== Requirements ==
Pick out all lines with the word "archivio" from the records that follow.
-- START OF Given data --
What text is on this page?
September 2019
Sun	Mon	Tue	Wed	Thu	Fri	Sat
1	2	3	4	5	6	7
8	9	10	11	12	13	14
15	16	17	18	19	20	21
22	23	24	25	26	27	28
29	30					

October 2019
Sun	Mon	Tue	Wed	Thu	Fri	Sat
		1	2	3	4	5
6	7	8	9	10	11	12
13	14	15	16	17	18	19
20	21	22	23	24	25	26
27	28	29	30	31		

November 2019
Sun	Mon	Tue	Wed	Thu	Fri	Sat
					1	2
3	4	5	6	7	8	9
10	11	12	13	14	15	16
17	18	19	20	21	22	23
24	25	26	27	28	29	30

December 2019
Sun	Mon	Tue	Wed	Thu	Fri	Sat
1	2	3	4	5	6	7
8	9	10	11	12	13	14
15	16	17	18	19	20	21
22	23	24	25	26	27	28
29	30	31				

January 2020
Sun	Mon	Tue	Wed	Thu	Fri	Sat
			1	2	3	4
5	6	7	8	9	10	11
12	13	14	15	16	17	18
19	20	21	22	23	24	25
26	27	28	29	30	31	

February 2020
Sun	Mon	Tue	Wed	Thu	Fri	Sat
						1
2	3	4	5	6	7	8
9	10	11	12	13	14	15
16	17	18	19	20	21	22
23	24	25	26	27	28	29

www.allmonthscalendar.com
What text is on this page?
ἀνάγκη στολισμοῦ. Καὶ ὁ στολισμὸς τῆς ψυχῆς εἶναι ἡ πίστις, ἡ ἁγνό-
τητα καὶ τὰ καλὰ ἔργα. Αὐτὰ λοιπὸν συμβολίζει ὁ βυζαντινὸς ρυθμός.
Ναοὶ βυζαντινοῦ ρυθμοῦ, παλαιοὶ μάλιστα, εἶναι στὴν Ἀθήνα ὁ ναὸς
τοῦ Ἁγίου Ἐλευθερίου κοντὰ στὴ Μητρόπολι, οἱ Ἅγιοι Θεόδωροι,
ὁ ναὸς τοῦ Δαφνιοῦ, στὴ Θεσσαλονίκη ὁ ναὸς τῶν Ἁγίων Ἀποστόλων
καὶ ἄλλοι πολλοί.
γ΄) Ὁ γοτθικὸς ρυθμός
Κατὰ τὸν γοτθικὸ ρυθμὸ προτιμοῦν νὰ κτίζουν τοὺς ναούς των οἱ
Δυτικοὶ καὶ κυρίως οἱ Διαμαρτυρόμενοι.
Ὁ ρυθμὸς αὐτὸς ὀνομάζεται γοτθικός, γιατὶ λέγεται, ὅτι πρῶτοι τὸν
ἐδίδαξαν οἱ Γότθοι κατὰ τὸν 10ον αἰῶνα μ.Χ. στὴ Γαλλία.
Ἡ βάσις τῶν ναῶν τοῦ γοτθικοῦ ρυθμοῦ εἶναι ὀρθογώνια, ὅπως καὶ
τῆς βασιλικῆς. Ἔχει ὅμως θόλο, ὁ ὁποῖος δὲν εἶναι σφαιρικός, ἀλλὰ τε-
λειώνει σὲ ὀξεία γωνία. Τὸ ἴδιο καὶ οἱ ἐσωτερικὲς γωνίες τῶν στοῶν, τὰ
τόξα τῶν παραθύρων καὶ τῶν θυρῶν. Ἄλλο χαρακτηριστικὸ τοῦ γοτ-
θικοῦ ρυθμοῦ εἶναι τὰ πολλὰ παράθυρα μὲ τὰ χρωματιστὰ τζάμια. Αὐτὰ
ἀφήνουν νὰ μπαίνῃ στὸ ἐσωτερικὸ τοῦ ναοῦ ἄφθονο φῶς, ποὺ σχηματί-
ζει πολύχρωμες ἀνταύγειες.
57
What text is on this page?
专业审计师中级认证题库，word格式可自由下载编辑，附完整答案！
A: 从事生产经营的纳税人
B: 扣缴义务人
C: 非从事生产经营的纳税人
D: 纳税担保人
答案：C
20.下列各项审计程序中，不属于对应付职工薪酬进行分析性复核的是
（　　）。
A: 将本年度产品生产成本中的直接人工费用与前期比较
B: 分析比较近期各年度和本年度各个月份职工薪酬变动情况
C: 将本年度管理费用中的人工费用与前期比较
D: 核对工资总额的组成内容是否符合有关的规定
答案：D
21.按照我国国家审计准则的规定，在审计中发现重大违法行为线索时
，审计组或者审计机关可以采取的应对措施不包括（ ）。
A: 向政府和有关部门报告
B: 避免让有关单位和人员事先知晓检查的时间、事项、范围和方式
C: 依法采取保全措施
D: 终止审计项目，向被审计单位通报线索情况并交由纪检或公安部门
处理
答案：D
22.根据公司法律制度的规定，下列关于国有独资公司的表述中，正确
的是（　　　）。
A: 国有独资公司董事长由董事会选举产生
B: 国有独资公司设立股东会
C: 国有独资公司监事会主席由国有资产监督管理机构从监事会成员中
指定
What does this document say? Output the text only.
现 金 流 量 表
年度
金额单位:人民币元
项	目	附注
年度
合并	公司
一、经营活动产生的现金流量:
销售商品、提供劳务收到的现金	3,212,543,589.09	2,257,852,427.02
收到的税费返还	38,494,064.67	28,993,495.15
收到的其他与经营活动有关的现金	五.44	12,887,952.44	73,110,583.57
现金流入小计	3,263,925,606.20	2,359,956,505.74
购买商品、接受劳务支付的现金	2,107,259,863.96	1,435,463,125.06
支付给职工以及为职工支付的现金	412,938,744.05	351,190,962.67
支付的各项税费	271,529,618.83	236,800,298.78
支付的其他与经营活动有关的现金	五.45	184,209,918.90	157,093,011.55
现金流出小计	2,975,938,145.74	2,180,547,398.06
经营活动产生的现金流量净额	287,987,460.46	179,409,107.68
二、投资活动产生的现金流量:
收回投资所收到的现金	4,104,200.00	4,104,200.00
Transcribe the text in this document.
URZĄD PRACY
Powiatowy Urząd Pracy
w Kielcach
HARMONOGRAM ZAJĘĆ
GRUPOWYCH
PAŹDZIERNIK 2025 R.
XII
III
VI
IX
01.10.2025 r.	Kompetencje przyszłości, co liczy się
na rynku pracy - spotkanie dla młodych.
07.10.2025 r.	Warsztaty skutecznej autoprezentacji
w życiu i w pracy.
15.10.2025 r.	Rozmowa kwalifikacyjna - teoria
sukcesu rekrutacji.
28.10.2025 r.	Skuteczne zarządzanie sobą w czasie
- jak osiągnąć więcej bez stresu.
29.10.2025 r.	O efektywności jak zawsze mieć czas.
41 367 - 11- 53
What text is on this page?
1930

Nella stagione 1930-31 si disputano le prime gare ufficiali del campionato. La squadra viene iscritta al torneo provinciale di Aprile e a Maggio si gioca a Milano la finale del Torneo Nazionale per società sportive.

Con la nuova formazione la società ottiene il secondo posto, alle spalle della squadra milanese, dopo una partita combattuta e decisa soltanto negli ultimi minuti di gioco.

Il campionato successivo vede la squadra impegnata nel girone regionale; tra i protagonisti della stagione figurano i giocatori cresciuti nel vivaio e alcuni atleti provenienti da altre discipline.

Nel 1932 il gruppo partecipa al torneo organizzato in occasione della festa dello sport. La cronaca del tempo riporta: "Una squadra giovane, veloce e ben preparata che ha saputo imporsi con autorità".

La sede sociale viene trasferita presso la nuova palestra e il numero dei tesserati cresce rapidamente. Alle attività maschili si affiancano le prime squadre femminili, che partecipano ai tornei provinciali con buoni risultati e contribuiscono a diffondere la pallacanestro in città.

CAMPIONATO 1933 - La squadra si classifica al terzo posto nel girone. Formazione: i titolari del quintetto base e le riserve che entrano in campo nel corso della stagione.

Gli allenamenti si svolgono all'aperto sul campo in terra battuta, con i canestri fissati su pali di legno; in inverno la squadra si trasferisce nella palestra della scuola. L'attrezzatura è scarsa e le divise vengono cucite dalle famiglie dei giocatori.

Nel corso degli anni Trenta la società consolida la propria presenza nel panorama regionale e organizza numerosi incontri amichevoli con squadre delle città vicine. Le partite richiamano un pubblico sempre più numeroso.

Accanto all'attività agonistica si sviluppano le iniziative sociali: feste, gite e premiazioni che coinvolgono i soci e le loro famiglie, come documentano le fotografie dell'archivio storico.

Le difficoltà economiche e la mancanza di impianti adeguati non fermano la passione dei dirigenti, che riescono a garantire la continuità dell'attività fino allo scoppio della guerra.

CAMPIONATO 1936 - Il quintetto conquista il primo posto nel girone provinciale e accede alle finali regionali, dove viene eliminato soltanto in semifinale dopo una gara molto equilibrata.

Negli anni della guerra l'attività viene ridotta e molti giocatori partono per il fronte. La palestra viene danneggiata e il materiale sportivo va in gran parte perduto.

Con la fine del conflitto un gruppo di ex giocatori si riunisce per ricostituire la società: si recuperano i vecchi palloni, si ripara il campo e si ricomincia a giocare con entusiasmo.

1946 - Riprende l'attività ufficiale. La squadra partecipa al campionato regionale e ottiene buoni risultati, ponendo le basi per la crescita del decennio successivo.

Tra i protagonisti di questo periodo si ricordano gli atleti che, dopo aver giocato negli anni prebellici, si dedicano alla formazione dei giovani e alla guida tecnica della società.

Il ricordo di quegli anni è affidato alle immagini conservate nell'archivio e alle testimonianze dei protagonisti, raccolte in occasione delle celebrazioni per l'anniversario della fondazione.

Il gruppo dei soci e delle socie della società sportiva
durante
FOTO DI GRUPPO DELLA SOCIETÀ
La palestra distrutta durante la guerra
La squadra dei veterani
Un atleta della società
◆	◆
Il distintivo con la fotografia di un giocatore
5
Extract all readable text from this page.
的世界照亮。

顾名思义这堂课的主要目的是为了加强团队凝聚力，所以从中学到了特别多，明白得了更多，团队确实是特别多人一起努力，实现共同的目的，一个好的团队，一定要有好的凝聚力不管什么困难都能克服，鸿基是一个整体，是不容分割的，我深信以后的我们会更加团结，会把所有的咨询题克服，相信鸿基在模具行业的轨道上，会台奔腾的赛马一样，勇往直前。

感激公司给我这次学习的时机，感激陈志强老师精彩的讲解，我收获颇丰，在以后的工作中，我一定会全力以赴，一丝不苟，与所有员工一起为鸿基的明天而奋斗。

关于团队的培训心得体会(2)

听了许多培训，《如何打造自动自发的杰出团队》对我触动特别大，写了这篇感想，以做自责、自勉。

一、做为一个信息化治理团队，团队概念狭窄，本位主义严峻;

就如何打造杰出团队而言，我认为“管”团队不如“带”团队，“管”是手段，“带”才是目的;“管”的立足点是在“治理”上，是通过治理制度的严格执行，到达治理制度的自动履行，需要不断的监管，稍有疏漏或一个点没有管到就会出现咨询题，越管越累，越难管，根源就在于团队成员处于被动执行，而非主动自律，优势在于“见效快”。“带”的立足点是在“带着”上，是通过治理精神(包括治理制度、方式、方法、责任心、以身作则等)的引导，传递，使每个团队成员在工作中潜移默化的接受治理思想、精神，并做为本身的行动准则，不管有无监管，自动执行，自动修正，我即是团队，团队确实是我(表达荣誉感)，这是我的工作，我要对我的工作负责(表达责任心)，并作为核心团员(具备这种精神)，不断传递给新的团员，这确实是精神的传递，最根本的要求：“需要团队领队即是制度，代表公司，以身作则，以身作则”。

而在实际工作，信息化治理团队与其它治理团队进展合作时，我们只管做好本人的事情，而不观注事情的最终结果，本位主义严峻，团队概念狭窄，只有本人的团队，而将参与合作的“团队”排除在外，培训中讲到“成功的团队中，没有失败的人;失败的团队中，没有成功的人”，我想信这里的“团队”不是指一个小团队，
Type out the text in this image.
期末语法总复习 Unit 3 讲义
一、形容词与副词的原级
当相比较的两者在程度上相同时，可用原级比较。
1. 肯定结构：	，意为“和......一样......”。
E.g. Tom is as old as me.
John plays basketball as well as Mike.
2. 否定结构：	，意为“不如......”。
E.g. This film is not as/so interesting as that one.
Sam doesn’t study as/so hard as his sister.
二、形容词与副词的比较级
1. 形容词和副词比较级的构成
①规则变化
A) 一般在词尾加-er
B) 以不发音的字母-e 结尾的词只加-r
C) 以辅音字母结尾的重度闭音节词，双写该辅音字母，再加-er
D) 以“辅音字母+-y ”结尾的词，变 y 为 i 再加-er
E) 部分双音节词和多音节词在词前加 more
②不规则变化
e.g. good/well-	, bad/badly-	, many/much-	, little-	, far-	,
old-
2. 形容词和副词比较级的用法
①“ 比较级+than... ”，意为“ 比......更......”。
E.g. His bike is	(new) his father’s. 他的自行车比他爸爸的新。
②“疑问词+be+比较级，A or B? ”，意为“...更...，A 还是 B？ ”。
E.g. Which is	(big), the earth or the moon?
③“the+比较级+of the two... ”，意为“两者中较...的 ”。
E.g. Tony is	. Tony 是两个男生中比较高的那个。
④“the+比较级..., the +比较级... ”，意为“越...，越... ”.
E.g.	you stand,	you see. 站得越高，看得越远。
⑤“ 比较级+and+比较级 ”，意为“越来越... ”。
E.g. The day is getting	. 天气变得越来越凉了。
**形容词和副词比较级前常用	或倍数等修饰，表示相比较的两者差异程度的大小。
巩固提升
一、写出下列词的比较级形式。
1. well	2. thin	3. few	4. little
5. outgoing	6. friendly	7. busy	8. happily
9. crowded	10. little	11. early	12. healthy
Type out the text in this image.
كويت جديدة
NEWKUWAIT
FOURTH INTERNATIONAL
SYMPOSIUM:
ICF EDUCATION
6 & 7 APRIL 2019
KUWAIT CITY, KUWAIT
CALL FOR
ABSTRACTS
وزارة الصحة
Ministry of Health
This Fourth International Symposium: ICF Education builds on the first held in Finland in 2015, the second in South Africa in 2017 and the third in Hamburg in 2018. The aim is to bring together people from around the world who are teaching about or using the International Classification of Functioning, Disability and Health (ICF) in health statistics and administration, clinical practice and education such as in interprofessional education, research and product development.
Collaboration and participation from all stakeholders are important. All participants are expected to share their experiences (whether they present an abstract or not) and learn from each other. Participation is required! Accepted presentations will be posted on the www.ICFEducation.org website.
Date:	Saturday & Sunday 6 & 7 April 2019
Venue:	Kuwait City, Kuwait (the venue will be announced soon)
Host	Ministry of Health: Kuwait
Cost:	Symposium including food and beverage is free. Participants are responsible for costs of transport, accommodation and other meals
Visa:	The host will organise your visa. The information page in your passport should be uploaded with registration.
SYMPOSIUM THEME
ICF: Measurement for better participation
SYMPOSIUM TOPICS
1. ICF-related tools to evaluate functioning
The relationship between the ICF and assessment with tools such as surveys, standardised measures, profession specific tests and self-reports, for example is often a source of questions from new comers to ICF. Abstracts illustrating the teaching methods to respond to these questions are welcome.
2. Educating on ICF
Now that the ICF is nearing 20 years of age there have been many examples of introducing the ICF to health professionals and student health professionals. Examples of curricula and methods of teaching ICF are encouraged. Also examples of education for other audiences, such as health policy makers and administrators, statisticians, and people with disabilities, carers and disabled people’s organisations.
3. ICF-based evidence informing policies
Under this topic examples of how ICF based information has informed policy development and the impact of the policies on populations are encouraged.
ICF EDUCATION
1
-- END OF Given data --
== Response ==
Accanto all'attività agonistica si sviluppano le iniziative sociali: feste, gite e premiazioni che coinvolgono i soci e le loro famiglie, come documentano le fotografie dell'archivio storico.
Il ricordo di quegli anni è affidato alle immagini conservate nell'archivio e alle testimonianze dei protagonisti, raccolte in occasione delle celebrazioni per l'anniversario della fondazione.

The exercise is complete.